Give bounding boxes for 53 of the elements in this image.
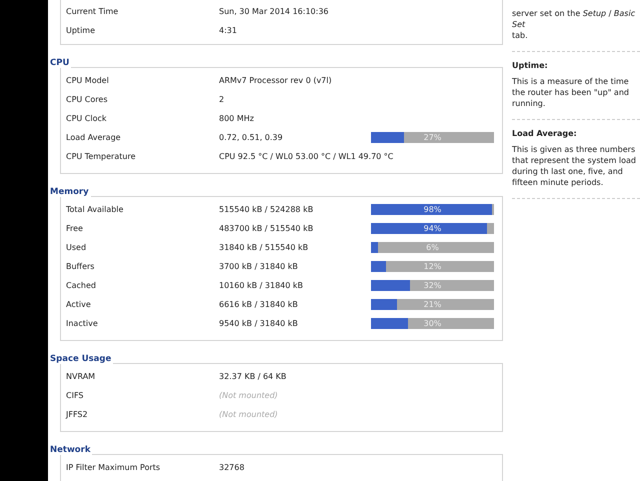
value-text: 515540 kB / 524288 kB bbox=[219, 205, 314, 214]
help-title: Uptime: bbox=[512, 61, 549, 70]
section-legend: Network bbox=[50, 445, 92, 455]
field-label: Load Average bbox=[66, 133, 122, 142]
field-label: JFFS2 bbox=[66, 410, 89, 419]
section-legend: Space Usage bbox=[50, 354, 114, 364]
field-label: Total Available bbox=[66, 205, 124, 214]
field-label: Used bbox=[66, 243, 88, 252]
percent-text: 21% bbox=[422, 299, 442, 310]
help-text: This is a measure of the time the router has been "up" and running. bbox=[512, 76, 630, 109]
field-label: CIFS bbox=[66, 391, 84, 400]
value-text: ARMv7 Processor rev 0 (v7l) bbox=[219, 76, 333, 85]
field-label: CPU Cores bbox=[66, 95, 108, 104]
field-label: Active bbox=[66, 300, 92, 309]
value-text: (Not mounted) bbox=[219, 410, 279, 419]
value-text: 3700 kB / 31840 kB bbox=[219, 262, 299, 271]
percent-text: 12% bbox=[422, 261, 442, 272]
percent-text: 6% bbox=[425, 242, 440, 253]
field-label: IP Filter Maximum Ports bbox=[66, 463, 162, 472]
percent-text: 27% bbox=[422, 132, 442, 143]
value-text: (Not mounted) bbox=[219, 391, 279, 400]
field-label: Buffers bbox=[66, 262, 96, 271]
value-text: 9540 kB / 31840 kB bbox=[219, 319, 299, 328]
percent-text: 30% bbox=[422, 318, 442, 329]
percent-text: 32% bbox=[422, 280, 442, 291]
field-label: Uptime bbox=[66, 26, 96, 35]
percent-text: 94% bbox=[422, 223, 442, 234]
value-text: 32.37 KB / 64 KB bbox=[219, 372, 288, 381]
field-label: CPU Model bbox=[66, 76, 110, 85]
help-text: server set on the Setup / Basic Set tab. bbox=[512, 8, 636, 41]
field-label: Inactive bbox=[66, 319, 99, 328]
value-text: 32768 bbox=[219, 463, 246, 472]
percent-text: 98% bbox=[422, 204, 442, 215]
field-label: Free bbox=[66, 224, 84, 233]
value-text: CPU 92.5 °C / WL0 53.00 °C / WL1 49.70 °C bbox=[219, 152, 394, 161]
value-text: 6616 kB / 31840 kB bbox=[219, 300, 299, 309]
help-title: Load Average: bbox=[512, 129, 578, 138]
field-label: CPU Temperature bbox=[66, 152, 136, 161]
value-text: 10160 kB / 31840 kB bbox=[219, 281, 304, 290]
field-label: NVRAM bbox=[66, 372, 96, 381]
value-text: 483700 kB / 515540 kB bbox=[219, 224, 314, 233]
help-text: This is given as three numbers that represent the system load during th last one, five, and fifteen minute periods. bbox=[512, 144, 638, 188]
value-text: 2 bbox=[219, 95, 226, 104]
value-text: 0.72, 0.51, 0.39 bbox=[219, 133, 284, 142]
value-text: 31840 kB / 515540 kB bbox=[219, 243, 310, 252]
field-label: Cached bbox=[66, 281, 97, 290]
field-label: CPU Clock bbox=[66, 114, 108, 123]
value-text: 4:31 bbox=[219, 26, 238, 35]
field-label: Current Time bbox=[66, 7, 120, 16]
value-text: Sun, 30 Mar 2014 16:10:36 bbox=[219, 7, 330, 16]
section-legend: Memory bbox=[50, 187, 91, 197]
value-text: 800 MHz bbox=[219, 114, 255, 123]
section-legend: CPU bbox=[50, 58, 72, 68]
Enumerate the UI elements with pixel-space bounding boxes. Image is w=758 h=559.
::::::::::
**The task**
Copy out the rows word for word, starting with the line that contains "value-text: 515540 kB" and ending with the line that contains "percent-text: 98% bbox=[422, 204, 442, 215]", both included.

**Written response**
value-text: 515540 kB / 524288 kB bbox=[219, 205, 314, 214]
help-title: Uptime: bbox=[512, 61, 549, 70]
section-legend: Network bbox=[50, 445, 92, 455]
field-label: Load Average bbox=[66, 133, 122, 142]
field-label: JFFS2 bbox=[66, 410, 89, 419]
section-legend: Space Usage bbox=[50, 354, 114, 364]
field-label: Total Available bbox=[66, 205, 124, 214]
field-label: Used bbox=[66, 243, 88, 252]
percent-text: 21% bbox=[422, 299, 442, 310]
help-text: This is a measure of the time the router has been "up" and running. bbox=[512, 76, 630, 109]
field-label: CIFS bbox=[66, 391, 84, 400]
value-text: ARMv7 Processor rev 0 (v7l) bbox=[219, 76, 333, 85]
field-label: CPU Cores bbox=[66, 95, 108, 104]
field-label: Active bbox=[66, 300, 92, 309]
value-text: (Not mounted) bbox=[219, 410, 279, 419]
value-text: 3700 kB / 31840 kB bbox=[219, 262, 299, 271]
percent-text: 12% bbox=[422, 261, 442, 272]
percent-text: 6% bbox=[425, 242, 440, 253]
field-label: IP Filter Maximum Ports bbox=[66, 463, 162, 472]
percent-text: 27% bbox=[422, 132, 442, 143]
value-text: (Not mounted) bbox=[219, 391, 279, 400]
field-label: Buffers bbox=[66, 262, 96, 271]
value-text: 9540 kB / 31840 kB bbox=[219, 319, 299, 328]
percent-text: 30% bbox=[422, 318, 442, 329]
percent-text: 32% bbox=[422, 280, 442, 291]
field-label: Uptime bbox=[66, 26, 96, 35]
percent-text: 94% bbox=[422, 223, 442, 234]
value-text: 32.37 KB / 64 KB bbox=[219, 372, 288, 381]
field-label: CPU Model bbox=[66, 76, 110, 85]
help-text: server set on the Setup / Basic Set tab. bbox=[512, 8, 636, 41]
field-label: Inactive bbox=[66, 319, 99, 328]
value-text: 32768 bbox=[219, 463, 246, 472]
percent-text: 98% bbox=[422, 204, 442, 215]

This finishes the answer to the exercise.